**What is needed:** Copy the listing below in full and skip every picture.
::: Information provided
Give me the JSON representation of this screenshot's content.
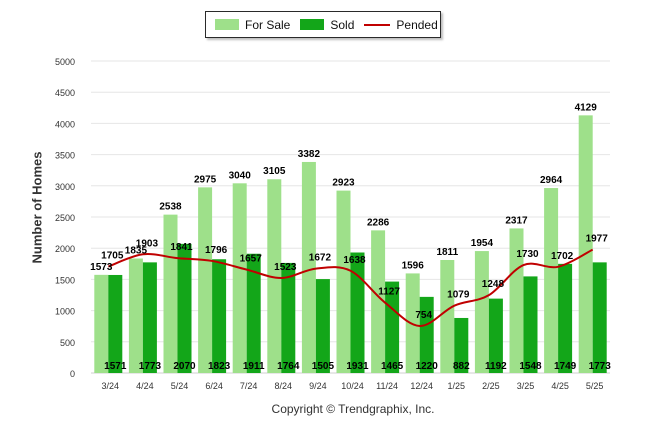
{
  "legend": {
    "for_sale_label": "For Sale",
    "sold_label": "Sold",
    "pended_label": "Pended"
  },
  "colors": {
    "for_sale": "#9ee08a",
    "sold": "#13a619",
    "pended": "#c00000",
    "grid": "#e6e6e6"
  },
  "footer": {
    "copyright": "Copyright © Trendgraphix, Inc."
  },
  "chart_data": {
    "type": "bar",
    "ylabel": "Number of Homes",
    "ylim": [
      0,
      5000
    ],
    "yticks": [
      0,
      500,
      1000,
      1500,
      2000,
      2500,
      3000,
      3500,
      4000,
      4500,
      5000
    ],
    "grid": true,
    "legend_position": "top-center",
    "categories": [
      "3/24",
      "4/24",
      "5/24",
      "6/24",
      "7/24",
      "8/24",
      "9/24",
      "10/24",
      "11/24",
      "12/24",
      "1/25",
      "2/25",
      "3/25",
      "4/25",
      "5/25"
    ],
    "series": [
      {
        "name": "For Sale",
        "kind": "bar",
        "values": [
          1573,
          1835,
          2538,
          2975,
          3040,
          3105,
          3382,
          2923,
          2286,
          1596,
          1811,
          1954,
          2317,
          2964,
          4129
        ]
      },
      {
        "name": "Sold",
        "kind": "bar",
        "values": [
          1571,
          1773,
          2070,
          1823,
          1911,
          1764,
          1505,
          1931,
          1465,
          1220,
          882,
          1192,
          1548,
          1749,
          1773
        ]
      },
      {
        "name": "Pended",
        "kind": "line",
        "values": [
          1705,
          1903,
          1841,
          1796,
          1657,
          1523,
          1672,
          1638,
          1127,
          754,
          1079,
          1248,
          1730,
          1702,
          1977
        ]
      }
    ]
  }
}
::::::
**Exercise result:**
Give me the JSON representation of this screenshot's content.
{
  "legend": {
    "for_sale_label": "For Sale",
    "sold_label": "Sold",
    "pended_label": "Pended"
  },
  "colors": {
    "for_sale": "#9ee08a",
    "sold": "#13a619",
    "pended": "#c00000",
    "grid": "#e6e6e6"
  },
  "footer": {
    "copyright": "Copyright © Trendgraphix, Inc."
  },
  "chart_data": {
    "type": "bar",
    "ylabel": "Number of Homes",
    "ylim": [
      0,
      5000
    ],
    "yticks": [
      0,
      500,
      1000,
      1500,
      2000,
      2500,
      3000,
      3500,
      4000,
      4500,
      5000
    ],
    "grid": true,
    "legend_position": "top-center",
    "categories": [
      "3/24",
      "4/24",
      "5/24",
      "6/24",
      "7/24",
      "8/24",
      "9/24",
      "10/24",
      "11/24",
      "12/24",
      "1/25",
      "2/25",
      "3/25",
      "4/25",
      "5/25"
    ],
    "series": [
      {
        "name": "For Sale",
        "kind": "bar",
        "values": [
          1573,
          1835,
          2538,
          2975,
          3040,
          3105,
          3382,
          2923,
          2286,
          1596,
          1811,
          1954,
          2317,
          2964,
          4129
        ]
      },
      {
        "name": "Sold",
        "kind": "bar",
        "values": [
          1571,
          1773,
          2070,
          1823,
          1911,
          1764,
          1505,
          1931,
          1465,
          1220,
          882,
          1192,
          1548,
          1749,
          1773
        ]
      },
      {
        "name": "Pended",
        "kind": "line",
        "values": [
          1705,
          1903,
          1841,
          1796,
          1657,
          1523,
          1672,
          1638,
          1127,
          754,
          1079,
          1248,
          1730,
          1702,
          1977
        ]
      }
    ]
  }
}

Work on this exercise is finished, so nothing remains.